Dataset rows »
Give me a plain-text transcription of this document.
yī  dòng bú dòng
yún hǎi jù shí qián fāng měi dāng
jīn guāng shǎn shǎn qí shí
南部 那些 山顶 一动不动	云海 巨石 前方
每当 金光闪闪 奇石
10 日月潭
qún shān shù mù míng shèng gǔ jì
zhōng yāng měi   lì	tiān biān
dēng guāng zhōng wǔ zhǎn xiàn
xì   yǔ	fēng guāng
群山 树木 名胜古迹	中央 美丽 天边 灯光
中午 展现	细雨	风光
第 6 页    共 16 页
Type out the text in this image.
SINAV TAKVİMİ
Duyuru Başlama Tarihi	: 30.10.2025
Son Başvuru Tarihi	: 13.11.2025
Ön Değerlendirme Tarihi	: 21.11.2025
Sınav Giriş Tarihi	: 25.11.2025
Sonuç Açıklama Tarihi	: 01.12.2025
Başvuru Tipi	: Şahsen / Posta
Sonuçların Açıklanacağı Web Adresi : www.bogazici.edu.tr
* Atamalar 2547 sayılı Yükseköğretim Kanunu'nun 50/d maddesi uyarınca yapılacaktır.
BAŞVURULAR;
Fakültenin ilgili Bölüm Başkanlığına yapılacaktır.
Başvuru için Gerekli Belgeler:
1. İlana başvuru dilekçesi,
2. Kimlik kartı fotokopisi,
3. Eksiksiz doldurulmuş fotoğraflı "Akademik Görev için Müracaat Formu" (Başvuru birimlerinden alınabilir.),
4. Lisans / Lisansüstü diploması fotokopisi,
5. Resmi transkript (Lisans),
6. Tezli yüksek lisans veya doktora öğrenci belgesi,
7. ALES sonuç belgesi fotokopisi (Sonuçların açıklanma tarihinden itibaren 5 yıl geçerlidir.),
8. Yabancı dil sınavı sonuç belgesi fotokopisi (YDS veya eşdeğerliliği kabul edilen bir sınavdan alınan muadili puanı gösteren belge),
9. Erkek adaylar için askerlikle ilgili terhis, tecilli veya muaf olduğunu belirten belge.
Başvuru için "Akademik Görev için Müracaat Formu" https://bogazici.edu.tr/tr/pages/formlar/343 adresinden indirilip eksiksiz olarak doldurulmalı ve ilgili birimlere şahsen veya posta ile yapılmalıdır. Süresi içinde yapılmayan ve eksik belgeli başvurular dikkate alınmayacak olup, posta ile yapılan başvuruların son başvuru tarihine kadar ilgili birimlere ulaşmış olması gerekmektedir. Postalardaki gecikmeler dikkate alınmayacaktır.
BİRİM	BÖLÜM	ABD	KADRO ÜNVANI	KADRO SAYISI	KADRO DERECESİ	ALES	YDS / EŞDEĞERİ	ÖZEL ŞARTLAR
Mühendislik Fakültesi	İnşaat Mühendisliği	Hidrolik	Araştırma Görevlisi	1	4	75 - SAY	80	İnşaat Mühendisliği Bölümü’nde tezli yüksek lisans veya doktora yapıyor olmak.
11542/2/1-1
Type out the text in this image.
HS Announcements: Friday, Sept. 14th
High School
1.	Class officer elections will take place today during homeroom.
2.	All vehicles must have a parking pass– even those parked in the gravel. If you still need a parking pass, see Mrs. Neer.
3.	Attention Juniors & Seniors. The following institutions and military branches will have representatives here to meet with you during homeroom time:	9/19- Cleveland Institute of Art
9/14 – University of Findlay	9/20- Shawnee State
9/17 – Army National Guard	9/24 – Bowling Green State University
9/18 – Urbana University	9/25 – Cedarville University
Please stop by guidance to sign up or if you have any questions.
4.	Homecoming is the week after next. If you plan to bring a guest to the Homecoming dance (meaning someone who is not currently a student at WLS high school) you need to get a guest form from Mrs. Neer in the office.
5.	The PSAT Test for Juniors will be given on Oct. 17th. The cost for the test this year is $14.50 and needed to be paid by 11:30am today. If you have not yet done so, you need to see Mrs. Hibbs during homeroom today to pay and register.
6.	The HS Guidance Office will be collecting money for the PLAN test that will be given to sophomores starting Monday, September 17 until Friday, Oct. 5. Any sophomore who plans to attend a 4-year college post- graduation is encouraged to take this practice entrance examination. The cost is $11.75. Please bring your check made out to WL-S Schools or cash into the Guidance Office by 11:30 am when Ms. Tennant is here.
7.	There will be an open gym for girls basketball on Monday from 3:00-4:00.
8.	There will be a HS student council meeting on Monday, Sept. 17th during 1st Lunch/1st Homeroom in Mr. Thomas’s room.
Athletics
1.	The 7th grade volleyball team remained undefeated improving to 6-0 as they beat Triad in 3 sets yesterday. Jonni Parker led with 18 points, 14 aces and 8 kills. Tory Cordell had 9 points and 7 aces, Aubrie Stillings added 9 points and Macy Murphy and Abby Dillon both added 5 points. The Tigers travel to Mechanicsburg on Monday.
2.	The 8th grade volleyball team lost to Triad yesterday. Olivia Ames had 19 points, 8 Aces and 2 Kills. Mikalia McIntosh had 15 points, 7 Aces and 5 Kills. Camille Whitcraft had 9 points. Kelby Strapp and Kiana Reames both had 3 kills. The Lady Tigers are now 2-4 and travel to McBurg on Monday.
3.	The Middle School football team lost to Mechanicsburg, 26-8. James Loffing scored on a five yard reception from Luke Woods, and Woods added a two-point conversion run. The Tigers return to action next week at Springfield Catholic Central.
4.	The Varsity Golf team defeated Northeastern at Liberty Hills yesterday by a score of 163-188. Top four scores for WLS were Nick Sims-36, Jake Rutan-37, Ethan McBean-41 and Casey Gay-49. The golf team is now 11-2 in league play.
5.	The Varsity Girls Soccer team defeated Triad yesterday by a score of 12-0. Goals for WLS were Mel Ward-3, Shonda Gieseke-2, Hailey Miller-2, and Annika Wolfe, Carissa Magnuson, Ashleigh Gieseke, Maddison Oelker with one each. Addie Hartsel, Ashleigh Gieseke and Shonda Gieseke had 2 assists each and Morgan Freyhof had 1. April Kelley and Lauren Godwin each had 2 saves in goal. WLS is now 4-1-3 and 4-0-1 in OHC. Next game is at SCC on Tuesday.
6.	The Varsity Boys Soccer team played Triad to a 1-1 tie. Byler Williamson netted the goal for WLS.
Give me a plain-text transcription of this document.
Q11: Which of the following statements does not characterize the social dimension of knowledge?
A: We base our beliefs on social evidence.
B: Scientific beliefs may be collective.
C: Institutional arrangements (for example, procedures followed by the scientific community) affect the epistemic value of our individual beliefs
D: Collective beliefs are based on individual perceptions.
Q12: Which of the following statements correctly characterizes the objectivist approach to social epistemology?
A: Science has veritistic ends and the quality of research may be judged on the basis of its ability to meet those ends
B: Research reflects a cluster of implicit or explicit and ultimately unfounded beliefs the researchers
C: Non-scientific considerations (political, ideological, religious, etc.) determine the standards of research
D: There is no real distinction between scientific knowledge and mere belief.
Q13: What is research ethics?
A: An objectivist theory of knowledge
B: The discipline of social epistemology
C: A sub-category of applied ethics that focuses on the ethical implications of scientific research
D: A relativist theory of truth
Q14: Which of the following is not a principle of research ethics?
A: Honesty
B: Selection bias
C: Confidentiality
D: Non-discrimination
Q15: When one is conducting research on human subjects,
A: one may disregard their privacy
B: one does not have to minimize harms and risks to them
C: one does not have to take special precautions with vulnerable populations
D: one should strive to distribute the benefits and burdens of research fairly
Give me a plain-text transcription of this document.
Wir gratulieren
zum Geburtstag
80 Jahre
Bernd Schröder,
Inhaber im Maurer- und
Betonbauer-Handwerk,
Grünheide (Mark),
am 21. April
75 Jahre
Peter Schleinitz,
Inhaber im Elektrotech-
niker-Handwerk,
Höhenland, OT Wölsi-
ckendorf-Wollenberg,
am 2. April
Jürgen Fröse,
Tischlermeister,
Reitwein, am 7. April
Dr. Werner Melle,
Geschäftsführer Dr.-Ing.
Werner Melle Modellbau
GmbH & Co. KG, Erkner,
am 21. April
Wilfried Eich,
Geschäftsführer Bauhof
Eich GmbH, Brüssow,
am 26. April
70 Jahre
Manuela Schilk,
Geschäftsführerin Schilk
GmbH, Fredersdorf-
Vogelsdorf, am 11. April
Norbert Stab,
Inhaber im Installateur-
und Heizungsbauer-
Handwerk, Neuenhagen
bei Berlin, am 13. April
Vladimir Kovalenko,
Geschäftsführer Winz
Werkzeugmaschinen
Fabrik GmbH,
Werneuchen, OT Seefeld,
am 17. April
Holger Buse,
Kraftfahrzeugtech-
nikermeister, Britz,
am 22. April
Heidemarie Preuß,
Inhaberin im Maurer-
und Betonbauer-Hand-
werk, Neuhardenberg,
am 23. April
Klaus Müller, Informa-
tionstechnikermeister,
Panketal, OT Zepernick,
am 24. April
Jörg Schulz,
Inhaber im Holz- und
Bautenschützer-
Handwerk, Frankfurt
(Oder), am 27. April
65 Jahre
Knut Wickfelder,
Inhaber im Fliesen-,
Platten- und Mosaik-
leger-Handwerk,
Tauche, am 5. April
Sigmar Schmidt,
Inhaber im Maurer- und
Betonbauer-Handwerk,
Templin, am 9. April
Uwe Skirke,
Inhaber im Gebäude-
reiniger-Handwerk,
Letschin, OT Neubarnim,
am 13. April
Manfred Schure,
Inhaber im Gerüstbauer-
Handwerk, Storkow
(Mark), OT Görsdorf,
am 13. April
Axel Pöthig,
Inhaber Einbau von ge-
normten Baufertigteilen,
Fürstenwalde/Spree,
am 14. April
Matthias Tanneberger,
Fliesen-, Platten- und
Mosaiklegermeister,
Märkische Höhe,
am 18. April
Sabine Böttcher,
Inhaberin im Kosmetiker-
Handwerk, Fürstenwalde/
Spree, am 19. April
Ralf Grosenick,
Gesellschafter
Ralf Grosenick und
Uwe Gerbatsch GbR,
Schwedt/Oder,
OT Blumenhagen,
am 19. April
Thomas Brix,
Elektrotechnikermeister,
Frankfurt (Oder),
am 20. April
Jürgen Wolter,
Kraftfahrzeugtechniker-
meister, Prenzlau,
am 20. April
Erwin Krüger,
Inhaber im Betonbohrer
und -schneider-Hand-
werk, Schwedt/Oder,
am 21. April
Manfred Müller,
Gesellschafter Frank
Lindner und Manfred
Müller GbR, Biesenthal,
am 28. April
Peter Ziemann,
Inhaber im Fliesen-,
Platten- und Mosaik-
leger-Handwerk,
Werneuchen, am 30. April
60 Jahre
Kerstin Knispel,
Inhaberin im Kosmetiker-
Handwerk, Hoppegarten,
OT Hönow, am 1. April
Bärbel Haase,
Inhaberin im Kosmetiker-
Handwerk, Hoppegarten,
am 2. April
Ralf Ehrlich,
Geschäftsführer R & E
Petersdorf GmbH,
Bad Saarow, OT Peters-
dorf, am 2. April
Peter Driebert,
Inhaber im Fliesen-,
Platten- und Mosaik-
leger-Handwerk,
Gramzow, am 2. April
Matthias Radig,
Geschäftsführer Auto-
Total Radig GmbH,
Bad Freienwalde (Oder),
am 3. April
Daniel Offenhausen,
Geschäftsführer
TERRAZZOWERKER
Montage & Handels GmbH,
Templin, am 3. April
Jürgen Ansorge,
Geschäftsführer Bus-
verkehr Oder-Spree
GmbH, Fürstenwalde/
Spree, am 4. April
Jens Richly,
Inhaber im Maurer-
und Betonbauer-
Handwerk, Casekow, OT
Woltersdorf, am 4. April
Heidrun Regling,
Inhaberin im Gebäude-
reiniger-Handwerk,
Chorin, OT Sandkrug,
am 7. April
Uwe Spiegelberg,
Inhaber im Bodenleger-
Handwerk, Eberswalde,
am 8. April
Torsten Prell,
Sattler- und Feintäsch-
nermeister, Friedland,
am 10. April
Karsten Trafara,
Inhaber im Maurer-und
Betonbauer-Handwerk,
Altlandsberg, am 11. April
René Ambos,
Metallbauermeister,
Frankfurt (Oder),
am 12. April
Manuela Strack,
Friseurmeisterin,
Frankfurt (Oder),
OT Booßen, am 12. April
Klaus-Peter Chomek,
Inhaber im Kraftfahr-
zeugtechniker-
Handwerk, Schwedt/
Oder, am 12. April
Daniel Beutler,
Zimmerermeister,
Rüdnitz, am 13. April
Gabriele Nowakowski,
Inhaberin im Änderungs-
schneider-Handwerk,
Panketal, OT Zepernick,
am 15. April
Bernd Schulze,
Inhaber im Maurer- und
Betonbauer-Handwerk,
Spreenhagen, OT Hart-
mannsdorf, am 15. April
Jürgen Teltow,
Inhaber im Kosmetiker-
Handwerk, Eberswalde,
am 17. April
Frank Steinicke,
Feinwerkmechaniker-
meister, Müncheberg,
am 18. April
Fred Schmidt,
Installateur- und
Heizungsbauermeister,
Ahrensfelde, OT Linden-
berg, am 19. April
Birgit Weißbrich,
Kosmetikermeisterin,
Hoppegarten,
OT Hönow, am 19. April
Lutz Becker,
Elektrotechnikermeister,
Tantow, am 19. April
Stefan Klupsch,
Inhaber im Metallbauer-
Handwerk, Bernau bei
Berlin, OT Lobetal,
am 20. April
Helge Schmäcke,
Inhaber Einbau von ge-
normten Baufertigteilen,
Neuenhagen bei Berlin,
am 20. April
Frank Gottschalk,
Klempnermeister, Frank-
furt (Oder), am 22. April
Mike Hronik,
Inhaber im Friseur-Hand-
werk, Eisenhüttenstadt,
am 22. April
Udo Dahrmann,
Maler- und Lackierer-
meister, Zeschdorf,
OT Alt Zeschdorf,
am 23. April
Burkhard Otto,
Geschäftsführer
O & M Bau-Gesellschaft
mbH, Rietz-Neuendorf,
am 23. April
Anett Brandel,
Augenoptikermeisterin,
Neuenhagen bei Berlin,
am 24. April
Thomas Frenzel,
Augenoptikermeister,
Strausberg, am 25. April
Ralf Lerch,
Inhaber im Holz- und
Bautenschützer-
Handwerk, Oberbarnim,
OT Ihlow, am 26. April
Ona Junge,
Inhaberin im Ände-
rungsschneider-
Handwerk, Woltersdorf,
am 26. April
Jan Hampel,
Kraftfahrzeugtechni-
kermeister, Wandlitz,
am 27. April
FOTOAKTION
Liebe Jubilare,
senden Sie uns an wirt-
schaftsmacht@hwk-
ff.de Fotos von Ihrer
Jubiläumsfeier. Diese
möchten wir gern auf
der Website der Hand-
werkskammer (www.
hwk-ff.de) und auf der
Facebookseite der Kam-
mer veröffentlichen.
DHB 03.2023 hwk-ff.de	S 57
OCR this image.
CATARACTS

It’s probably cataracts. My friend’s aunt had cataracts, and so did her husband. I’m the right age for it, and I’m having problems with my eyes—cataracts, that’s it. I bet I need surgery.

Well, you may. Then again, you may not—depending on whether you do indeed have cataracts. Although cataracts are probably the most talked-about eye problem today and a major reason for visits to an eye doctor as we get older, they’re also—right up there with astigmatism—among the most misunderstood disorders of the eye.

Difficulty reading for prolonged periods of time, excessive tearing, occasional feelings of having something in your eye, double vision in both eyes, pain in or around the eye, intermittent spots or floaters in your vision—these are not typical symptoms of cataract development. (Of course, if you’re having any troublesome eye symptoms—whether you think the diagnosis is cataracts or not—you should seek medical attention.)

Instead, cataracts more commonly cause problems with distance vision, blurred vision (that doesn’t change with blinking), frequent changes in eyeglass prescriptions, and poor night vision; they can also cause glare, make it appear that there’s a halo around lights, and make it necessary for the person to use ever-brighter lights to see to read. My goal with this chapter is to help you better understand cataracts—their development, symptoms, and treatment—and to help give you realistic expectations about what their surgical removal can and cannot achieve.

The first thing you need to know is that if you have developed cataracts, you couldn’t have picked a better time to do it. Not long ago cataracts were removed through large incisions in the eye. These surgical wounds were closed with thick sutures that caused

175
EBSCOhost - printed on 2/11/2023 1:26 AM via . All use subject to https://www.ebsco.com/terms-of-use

What you need to do » Check each line above for the string "problems", then copy the ones that have it.

Written answer »
It’s probably cataracts. My friend’s aunt had cataracts, and so did her husband. I’m the right age for it, and I’m having problems with my eyes—cataracts, that’s it. I bet I need surgery.
Instead, cataracts more commonly cause problems with distance vision, blurred vision (that doesn’t change with blinking), frequent changes in eyeglass prescriptions, and poor night vision; they can also cause glare, make it appear that there’s a halo around lights, and make it necessary for the person to use ever-brighter lights to see to read. My goal with this chapter is to help you better understand cataracts—their development, symptoms, and treatment—and to help give you realistic expectations about what their surgical removal can and cannot achieve.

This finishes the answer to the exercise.